* START Entries provided *

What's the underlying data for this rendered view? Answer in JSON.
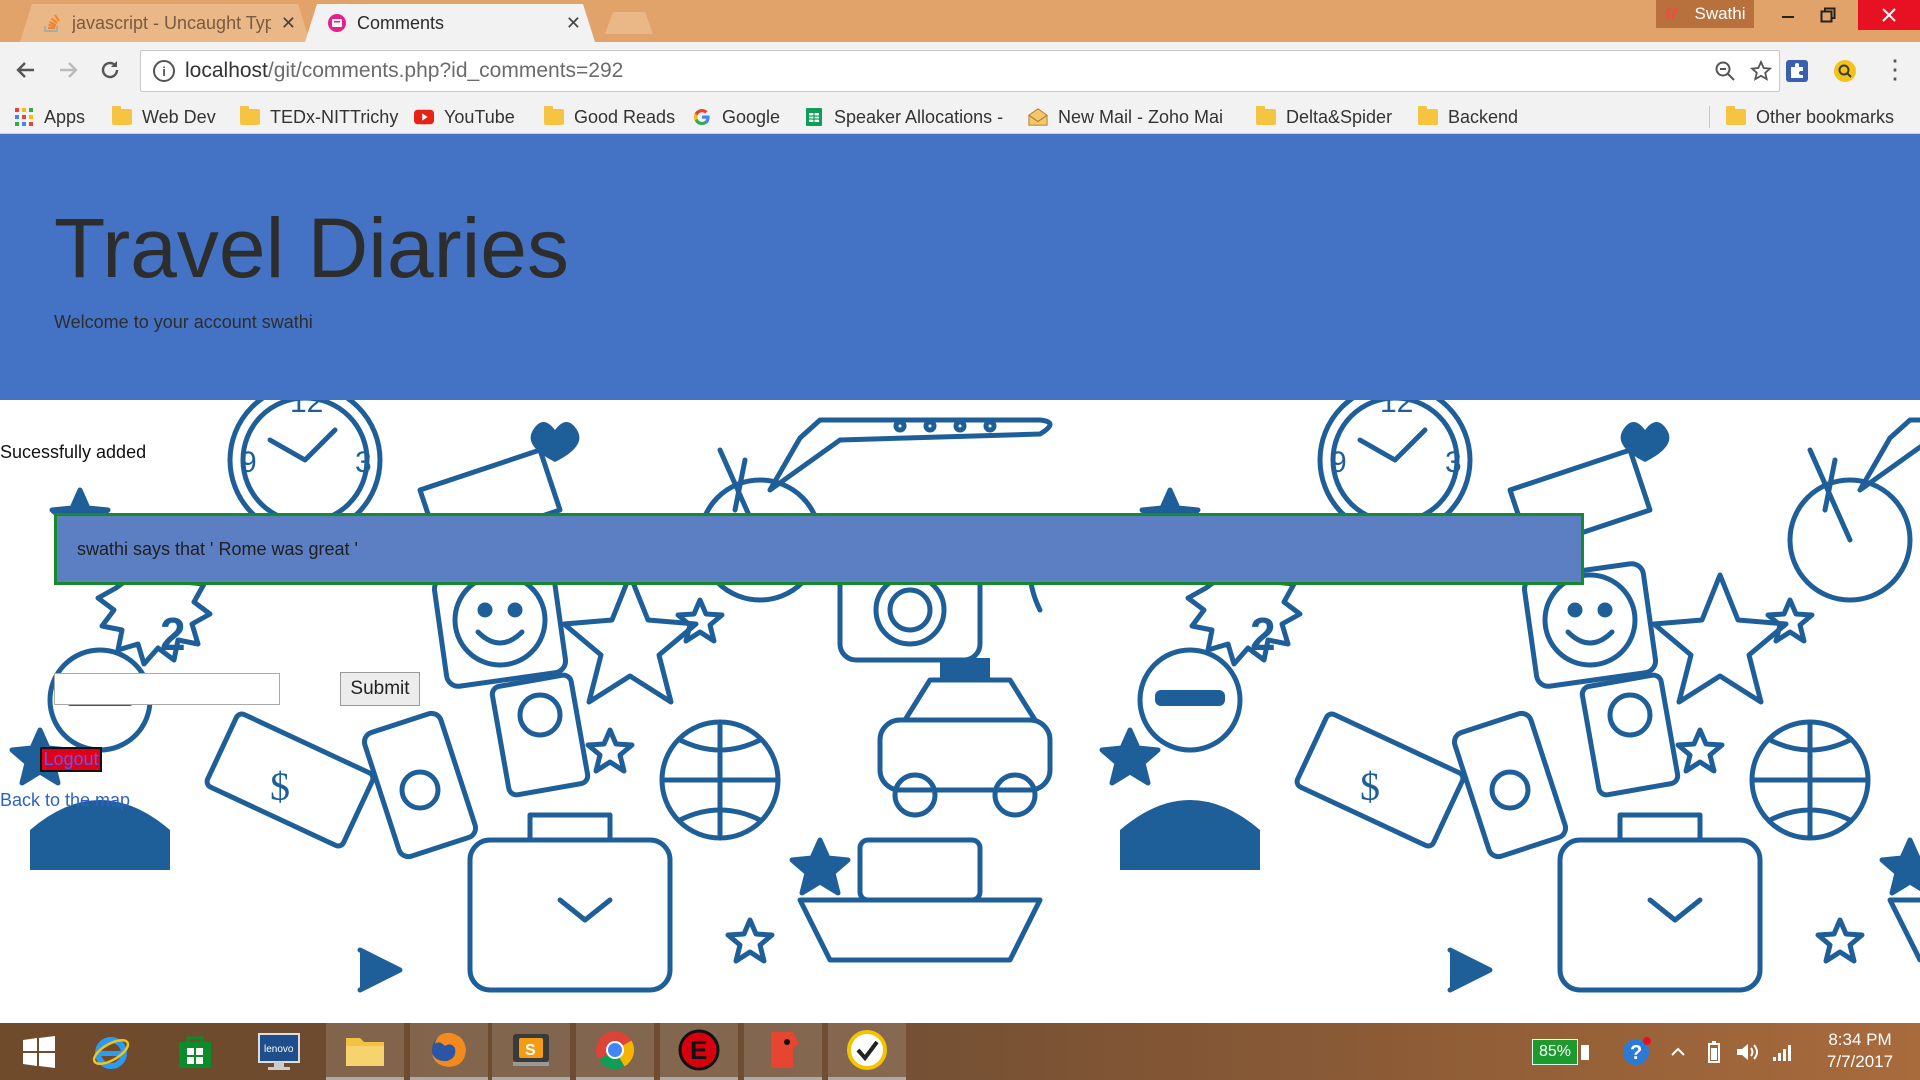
{
  "browser": {
    "tabs": [
      {
        "title": "javascript - Uncaught Typ",
        "active": false,
        "icon": "stackoverflow-icon"
      },
      {
        "title": "Comments",
        "active": true,
        "icon": "page-icon"
      }
    ],
    "profile_name": "Swathi",
    "url_host": "localhost",
    "url_path": "/git/comments.php?id_comments=292",
    "bookmarks": [
      {
        "label": "Apps",
        "icon": "apps-grid-icon"
      },
      {
        "label": "Web Dev",
        "icon": "folder-icon"
      },
      {
        "label": "TEDx-NITTrichy",
        "icon": "folder-icon"
      },
      {
        "label": "YouTube",
        "icon": "youtube-icon"
      },
      {
        "label": "Good Reads",
        "icon": "folder-icon"
      },
      {
        "label": "Google",
        "icon": "google-icon"
      },
      {
        "label": "Speaker Allocations -",
        "icon": "sheets-icon"
      },
      {
        "label": "New Mail - Zoho Mai",
        "icon": "mail-icon"
      },
      {
        "label": "Delta&Spider",
        "icon": "folder-icon"
      },
      {
        "label": "Backend",
        "icon": "folder-icon"
      },
      {
        "label": "Other bookmarks",
        "icon": "folder-icon"
      }
    ]
  },
  "page": {
    "title": "Travel Diaries",
    "subtitle": "Welcome to your account swathi",
    "status": "Sucessfully added",
    "comment": "swathi says that ' Rome was great '",
    "input_value": "",
    "submit_label": "Submit",
    "logout_label": "Logout",
    "back_link": "Back to the map",
    "colors": {
      "header": "#4472c4",
      "comment_bg": "#5b7fc2",
      "comment_border": "#188a2e",
      "logout_bg": "#e0001a"
    }
  },
  "taskbar": {
    "battery": "85%",
    "time": "8:34 PM",
    "date": "7/7/2017",
    "apps": [
      "windows-start-icon",
      "internet-explorer-icon",
      "store-icon",
      "lenovo-icon",
      "file-explorer-icon",
      "firefox-icon",
      "sublime-text-icon",
      "chrome-icon",
      "e-app-icon",
      "red-app-icon",
      "norton-icon"
    ]
  }
}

* END Entries provided *

Work to do —
Extract every line from the records above that contains the word "explorer".

Solution —
      "internet-explorer-icon",
      "file-explorer-icon",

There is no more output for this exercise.